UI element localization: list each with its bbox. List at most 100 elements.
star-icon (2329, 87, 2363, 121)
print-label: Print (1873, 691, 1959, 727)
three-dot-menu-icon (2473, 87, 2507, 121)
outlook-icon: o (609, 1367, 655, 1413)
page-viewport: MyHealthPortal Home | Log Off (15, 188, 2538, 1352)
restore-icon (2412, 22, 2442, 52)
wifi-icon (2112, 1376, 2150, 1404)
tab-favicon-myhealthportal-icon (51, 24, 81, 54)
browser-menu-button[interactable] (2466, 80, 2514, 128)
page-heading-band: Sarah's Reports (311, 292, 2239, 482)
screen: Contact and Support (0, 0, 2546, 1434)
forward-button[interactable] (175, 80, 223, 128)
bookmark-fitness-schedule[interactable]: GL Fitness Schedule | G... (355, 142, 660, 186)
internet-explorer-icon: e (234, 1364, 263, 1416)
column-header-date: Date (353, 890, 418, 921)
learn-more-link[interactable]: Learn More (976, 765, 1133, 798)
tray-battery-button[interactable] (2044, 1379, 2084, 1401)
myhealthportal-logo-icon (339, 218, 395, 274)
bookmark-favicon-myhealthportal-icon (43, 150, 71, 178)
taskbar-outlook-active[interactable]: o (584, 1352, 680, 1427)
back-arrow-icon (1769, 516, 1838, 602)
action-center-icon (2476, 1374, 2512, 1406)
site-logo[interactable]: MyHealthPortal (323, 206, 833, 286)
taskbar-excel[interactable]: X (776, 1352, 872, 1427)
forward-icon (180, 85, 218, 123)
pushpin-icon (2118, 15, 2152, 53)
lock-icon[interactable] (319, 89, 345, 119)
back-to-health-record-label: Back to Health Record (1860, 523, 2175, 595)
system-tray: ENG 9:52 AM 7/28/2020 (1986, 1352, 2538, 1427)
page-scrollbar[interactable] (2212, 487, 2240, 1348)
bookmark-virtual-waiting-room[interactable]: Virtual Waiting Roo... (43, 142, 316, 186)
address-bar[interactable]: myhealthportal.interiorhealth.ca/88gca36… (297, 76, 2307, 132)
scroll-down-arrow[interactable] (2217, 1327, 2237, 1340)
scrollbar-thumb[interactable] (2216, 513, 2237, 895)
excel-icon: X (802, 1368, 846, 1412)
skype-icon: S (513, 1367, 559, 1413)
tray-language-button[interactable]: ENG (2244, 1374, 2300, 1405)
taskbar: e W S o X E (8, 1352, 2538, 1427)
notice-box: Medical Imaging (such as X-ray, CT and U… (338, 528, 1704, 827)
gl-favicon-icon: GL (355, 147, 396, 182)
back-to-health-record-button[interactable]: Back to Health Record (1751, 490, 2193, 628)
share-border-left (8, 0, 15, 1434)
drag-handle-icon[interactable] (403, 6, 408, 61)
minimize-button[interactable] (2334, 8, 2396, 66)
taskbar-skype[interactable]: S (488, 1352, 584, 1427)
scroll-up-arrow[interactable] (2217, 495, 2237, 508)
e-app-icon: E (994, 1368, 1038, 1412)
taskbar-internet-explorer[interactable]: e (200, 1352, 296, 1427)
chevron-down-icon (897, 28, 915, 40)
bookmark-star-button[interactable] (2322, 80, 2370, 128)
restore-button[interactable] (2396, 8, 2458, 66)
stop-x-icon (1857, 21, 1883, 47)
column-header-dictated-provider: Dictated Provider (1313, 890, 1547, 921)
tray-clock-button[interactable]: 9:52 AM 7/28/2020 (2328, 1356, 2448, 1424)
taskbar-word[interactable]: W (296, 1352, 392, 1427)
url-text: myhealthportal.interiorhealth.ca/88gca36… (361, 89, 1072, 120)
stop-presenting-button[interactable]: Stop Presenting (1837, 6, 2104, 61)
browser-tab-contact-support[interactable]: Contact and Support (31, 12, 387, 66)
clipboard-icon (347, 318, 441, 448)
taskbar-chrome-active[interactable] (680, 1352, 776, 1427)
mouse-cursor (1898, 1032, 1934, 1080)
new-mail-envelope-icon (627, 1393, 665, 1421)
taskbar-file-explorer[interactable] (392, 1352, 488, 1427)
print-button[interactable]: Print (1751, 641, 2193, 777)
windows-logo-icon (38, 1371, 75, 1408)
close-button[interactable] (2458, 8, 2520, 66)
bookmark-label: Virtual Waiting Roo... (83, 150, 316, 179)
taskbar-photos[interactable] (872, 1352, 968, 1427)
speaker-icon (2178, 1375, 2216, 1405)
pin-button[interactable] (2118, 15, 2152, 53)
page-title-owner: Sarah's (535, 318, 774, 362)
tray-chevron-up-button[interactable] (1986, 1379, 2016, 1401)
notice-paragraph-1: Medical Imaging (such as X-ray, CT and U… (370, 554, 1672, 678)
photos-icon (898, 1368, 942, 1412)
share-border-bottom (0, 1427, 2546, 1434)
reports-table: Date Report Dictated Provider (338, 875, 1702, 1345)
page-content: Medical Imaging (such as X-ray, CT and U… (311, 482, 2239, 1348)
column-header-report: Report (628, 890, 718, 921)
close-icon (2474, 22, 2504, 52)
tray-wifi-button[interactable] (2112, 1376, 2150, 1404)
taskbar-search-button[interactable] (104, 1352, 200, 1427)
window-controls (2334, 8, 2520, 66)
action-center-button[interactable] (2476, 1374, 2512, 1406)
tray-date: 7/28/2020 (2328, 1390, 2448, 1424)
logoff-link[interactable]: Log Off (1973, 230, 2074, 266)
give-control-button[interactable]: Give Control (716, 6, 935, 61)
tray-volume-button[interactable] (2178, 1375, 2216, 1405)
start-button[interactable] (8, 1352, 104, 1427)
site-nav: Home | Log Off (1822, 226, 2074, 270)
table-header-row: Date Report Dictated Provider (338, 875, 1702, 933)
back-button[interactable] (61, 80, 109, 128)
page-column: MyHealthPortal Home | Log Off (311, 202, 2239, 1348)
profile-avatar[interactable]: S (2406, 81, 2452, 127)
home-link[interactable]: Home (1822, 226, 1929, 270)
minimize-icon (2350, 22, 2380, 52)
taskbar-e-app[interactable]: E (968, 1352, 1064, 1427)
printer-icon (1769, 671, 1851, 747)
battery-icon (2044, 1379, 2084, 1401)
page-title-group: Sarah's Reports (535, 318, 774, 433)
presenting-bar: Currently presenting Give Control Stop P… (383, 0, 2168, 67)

**EXERCISE REQUIREMENTS**. Arrange all of the rows above as a numbered list, leaving out any blank lines.

**TASK ANSWER**.
1. UI element localization: list each with its bbox. List at most 100 elements.
2. star-icon (2329, 87, 2363, 121)
3. print-label: Print (1873, 691, 1959, 727)
4. three-dot-menu-icon (2473, 87, 2507, 121)
5. outlook-icon: o (609, 1367, 655, 1413)
6. page-viewport: MyHealthPortal Home | Log Off (15, 188, 2538, 1352)
7. restore-icon (2412, 22, 2442, 52)
8. wifi-icon (2112, 1376, 2150, 1404)
9. tab-favicon-myhealthportal-icon (51, 24, 81, 54)
10. browser-menu-button[interactable] (2466, 80, 2514, 128)
11. page-heading-band: Sarah's Reports (311, 292, 2239, 482)
12. screen: Contact and Support (0, 0, 2546, 1434)
13. forward-button[interactable] (175, 80, 223, 128)
14. bookmark-fitness-schedule[interactable]: GL Fitness Schedule | G... (355, 142, 660, 186)
15. internet-explorer-icon: e (234, 1364, 263, 1416)
16. column-header-date: Date (353, 890, 418, 921)
17. learn-more-link[interactable]: Learn More (976, 765, 1133, 798)
18. tray-battery-button[interactable] (2044, 1379, 2084, 1401)
19. myhealthportal-logo-icon (339, 218, 395, 274)
20. bookmark-favicon-myhealthportal-icon (43, 150, 71, 178)
21. taskbar-outlook-active[interactable]: o (584, 1352, 680, 1427)
22. back-arrow-icon (1769, 516, 1838, 602)
23. action-center-icon (2476, 1374, 2512, 1406)
24. site-logo[interactable]: MyHealthPortal (323, 206, 833, 286)
25. taskbar-excel[interactable]: X (776, 1352, 872, 1427)
26. forward-icon (180, 85, 218, 123)
27. pushpin-icon (2118, 15, 2152, 53)
28. lock-icon[interactable] (319, 89, 345, 119)
29. back-to-health-record-label: Back to Health Record (1860, 523, 2175, 595)
30. system-tray: ENG 9:52 AM 7/28/2020 (1986, 1352, 2538, 1427)
31. page-scrollbar[interactable] (2212, 487, 2240, 1348)
32. bookmark-virtual-waiting-room[interactable]: Virtual Waiting Roo... (43, 142, 316, 186)
33. address-bar[interactable]: myhealthportal.interiorhealth.ca/88gca36… (297, 76, 2307, 132)
34. scroll-down-arrow[interactable] (2217, 1327, 2237, 1340)
35. scrollbar-thumb[interactable] (2216, 513, 2237, 895)
36. excel-icon: X (802, 1368, 846, 1412)
37. skype-icon: S (513, 1367, 559, 1413)
38. tray-language-button[interactable]: ENG (2244, 1374, 2300, 1405)
39. taskbar: e W S o X E (8, 1352, 2538, 1427)
40. notice-box: Medical Imaging (such as X-ray, CT and U… (338, 528, 1704, 827)
41. gl-favicon-icon: GL (355, 147, 396, 182)
42. back-to-health-record-button[interactable]: Back to Health Record (1751, 490, 2193, 628)
43. share-border-left (8, 0, 15, 1434)
44. drag-handle-icon[interactable] (403, 6, 408, 61)
45. minimize-button[interactable] (2334, 8, 2396, 66)
46. taskbar-skype[interactable]: S (488, 1352, 584, 1427)
47. scroll-up-arrow[interactable] (2217, 495, 2237, 508)
48. e-app-icon: E (994, 1368, 1038, 1412)
49. taskbar-internet-explorer[interactable]: e (200, 1352, 296, 1427)
50. chevron-down-icon (897, 28, 915, 40)
51. bookmark-star-button[interactable] (2322, 80, 2370, 128)
52. restore-button[interactable] (2396, 8, 2458, 66)
53. stop-x-icon (1857, 21, 1883, 47)
54. column-header-dictated-provider: Dictated Provider (1313, 890, 1547, 921)
55. tray-clock-button[interactable]: 9:52 AM 7/28/2020 (2328, 1356, 2448, 1424)
56. taskbar-word[interactable]: W (296, 1352, 392, 1427)
57. url-text: myhealthportal.interiorhealth.ca/88gca36… (361, 89, 1072, 120)
58. stop-presenting-button[interactable]: Stop Presenting (1837, 6, 2104, 61)
59. browser-tab-contact-support[interactable]: Contact and Support (31, 12, 387, 66)
60. clipboard-icon (347, 318, 441, 448)
61. taskbar-chrome-active[interactable] (680, 1352, 776, 1427)
62. mouse-cursor (1898, 1032, 1934, 1080)
63. new-mail-envelope-icon (627, 1393, 665, 1421)
64. taskbar-file-explorer[interactable] (392, 1352, 488, 1427)
65. print-button[interactable]: Print (1751, 641, 2193, 777)
66. windows-logo-icon (38, 1371, 75, 1408)
67. close-button[interactable] (2458, 8, 2520, 66)
68. bookmark-label: Virtual Waiting Roo... (83, 150, 316, 179)
69. taskbar-photos[interactable] (872, 1352, 968, 1427)
70. speaker-icon (2178, 1375, 2216, 1405)
71. pin-button[interactable] (2118, 15, 2152, 53)
72. page-title-owner: Sarah's (535, 318, 774, 362)
73. tray-chevron-up-button[interactable] (1986, 1379, 2016, 1401)
74. notice-paragraph-1: Medical Imaging (such as X-ray, CT and U… (370, 554, 1672, 678)
75. photos-icon (898, 1368, 942, 1412)
76. share-border-bottom (0, 1427, 2546, 1434)
77. reports-table: Date Report Dictated Provider (338, 875, 1702, 1345)
78. page-content: Medical Imaging (such as X-ray, CT and U… (311, 482, 2239, 1348)
79. column-header-report: Report (628, 890, 718, 921)
80. close-icon (2474, 22, 2504, 52)
81. tray-wifi-button[interactable] (2112, 1376, 2150, 1404)
82. taskbar-search-button[interactable] (104, 1352, 200, 1427)
83. window-controls (2334, 8, 2520, 66)
84. action-center-button[interactable] (2476, 1374, 2512, 1406)
85. tray-date: 7/28/2020 (2328, 1390, 2448, 1424)
86. logoff-link[interactable]: Log Off (1973, 230, 2074, 266)
87. give-control-button[interactable]: Give Control (716, 6, 935, 61)
88. tray-volume-button[interactable] (2178, 1375, 2216, 1405)
89. start-button[interactable] (8, 1352, 104, 1427)
90. site-nav: Home | Log Off (1822, 226, 2074, 270)
91. table-header-row: Date Report Dictated Provider (338, 875, 1702, 933)
92. back-button[interactable] (61, 80, 109, 128)
93. page-column: MyHealthPortal Home | Log Off (311, 202, 2239, 1348)
94. profile-avatar[interactable]: S (2406, 81, 2452, 127)
95. home-link[interactable]: Home (1822, 226, 1929, 270)
96. minimize-icon (2350, 22, 2380, 52)
97. taskbar-e-app[interactable]: E (968, 1352, 1064, 1427)
98. printer-icon (1769, 671, 1851, 747)
99. battery-icon (2044, 1379, 2084, 1401)
100. page-title-group: Sarah's Reports (535, 318, 774, 433)
101. presenting-bar: Currently presenting Give Control Stop P… (383, 0, 2168, 67)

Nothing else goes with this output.